--- What you are asked to do ---
Using the listing below, please gather every line containing the word "ACTRIS".

(Records about charts and figures)
** start **
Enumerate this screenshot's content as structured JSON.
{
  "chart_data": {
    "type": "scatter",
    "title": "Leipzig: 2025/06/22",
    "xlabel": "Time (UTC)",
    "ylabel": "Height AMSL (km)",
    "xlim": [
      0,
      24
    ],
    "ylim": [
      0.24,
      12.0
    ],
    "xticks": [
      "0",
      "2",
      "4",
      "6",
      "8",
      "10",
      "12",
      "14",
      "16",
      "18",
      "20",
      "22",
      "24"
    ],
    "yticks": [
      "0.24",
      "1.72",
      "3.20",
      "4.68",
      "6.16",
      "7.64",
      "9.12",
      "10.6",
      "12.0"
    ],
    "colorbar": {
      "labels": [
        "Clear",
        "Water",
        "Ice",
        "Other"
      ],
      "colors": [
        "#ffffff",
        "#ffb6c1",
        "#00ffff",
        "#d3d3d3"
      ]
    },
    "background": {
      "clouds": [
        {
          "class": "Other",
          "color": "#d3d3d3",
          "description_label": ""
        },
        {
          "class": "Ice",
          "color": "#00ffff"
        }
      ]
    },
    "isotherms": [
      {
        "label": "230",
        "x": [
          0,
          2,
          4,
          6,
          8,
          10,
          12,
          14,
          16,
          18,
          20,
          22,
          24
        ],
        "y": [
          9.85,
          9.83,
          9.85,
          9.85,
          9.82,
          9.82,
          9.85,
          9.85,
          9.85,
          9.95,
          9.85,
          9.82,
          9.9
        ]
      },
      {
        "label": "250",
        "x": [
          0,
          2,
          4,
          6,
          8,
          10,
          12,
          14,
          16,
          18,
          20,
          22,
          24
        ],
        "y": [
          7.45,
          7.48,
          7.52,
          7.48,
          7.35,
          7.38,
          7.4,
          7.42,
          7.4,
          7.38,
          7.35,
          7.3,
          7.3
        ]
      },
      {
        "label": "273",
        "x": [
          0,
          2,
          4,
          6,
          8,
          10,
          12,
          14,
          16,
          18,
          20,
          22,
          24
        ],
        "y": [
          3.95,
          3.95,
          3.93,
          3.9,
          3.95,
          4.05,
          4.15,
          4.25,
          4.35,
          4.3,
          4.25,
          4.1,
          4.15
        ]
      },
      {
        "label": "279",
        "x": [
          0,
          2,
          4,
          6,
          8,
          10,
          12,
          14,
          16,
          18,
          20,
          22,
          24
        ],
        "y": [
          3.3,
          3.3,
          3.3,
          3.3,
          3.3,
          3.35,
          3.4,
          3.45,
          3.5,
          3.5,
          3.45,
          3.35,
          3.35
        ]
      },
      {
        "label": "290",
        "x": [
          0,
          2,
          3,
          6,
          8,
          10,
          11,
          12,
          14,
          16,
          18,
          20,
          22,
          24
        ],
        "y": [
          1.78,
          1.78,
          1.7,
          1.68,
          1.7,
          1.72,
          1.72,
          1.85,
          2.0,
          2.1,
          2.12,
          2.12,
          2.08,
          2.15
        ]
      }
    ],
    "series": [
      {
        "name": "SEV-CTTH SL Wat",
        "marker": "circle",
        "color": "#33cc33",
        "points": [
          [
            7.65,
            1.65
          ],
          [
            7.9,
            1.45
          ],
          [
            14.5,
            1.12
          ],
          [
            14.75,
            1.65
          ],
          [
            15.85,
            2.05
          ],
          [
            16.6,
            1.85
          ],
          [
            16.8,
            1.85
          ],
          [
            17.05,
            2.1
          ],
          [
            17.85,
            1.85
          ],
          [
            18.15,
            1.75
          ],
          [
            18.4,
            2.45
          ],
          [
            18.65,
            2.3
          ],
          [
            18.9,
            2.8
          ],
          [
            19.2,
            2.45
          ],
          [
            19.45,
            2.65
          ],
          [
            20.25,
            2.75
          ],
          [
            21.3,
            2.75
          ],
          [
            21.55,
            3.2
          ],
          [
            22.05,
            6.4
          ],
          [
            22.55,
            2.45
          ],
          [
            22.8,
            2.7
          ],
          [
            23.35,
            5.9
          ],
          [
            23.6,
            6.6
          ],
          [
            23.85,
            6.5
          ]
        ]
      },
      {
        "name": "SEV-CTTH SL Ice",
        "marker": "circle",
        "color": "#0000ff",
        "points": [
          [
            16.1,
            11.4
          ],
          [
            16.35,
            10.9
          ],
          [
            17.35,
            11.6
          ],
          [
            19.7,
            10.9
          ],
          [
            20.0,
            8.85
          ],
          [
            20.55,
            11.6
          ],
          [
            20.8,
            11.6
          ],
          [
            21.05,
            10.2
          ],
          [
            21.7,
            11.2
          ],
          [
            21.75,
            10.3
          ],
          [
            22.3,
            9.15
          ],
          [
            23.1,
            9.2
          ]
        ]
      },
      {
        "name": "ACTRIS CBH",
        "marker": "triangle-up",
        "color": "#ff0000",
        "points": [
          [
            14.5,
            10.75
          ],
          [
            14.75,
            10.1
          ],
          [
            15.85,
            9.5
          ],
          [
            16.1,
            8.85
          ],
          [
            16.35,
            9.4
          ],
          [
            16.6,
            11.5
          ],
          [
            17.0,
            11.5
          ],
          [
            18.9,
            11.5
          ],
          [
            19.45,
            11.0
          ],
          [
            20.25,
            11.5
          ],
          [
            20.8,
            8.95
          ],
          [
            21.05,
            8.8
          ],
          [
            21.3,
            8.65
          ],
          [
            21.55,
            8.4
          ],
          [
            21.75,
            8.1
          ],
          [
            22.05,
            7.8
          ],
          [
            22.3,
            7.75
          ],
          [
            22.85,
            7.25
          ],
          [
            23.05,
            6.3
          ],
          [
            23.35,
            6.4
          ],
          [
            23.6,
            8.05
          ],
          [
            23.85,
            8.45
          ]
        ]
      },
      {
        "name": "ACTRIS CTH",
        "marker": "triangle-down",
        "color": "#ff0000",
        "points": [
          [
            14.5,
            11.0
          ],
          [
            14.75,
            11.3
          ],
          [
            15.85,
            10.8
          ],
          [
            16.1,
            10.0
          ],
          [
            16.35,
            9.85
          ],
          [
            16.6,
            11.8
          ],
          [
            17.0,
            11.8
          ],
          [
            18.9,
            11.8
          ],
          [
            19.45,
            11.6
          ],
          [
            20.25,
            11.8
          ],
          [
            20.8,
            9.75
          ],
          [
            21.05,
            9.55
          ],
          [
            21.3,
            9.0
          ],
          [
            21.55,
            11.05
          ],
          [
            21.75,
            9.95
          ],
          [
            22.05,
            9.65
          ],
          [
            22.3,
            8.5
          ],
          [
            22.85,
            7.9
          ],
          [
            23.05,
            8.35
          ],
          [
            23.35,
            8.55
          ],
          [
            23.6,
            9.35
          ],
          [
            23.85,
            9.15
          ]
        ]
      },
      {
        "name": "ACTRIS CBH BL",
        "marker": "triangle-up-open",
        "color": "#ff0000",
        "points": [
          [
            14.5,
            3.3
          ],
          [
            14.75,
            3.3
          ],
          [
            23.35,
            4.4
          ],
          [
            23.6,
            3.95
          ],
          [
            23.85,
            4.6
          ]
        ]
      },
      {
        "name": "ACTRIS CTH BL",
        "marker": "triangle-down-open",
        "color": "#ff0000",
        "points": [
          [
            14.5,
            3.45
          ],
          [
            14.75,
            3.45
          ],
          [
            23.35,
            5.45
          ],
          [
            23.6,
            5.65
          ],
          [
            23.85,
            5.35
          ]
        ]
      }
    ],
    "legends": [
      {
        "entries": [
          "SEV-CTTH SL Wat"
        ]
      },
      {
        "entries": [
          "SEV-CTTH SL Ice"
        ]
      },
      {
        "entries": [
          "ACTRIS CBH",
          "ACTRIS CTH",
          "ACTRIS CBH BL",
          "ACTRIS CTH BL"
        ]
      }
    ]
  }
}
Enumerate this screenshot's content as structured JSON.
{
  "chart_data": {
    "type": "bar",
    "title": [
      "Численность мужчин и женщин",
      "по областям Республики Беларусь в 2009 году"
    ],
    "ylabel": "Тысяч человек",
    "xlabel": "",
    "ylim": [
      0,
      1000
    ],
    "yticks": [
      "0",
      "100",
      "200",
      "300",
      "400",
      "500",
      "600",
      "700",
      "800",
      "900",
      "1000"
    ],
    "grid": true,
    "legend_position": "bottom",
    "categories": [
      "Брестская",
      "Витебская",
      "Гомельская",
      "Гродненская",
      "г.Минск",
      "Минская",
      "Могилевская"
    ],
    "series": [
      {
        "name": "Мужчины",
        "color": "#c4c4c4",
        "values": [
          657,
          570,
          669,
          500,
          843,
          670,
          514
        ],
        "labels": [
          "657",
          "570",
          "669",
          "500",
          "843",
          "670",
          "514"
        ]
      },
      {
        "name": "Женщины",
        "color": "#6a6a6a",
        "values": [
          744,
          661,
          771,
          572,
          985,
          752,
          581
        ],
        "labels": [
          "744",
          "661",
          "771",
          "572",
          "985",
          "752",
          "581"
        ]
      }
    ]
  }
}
** end **
--- The response ---
        "name": "ACTRIS CBH",
        "name": "ACTRIS CTH",
        "name": "ACTRIS CBH BL",
        "name": "ACTRIS CTH BL",
          "ACTRIS CBH",
          "ACTRIS CTH",
          "ACTRIS CBH BL",
          "ACTRIS CTH BL"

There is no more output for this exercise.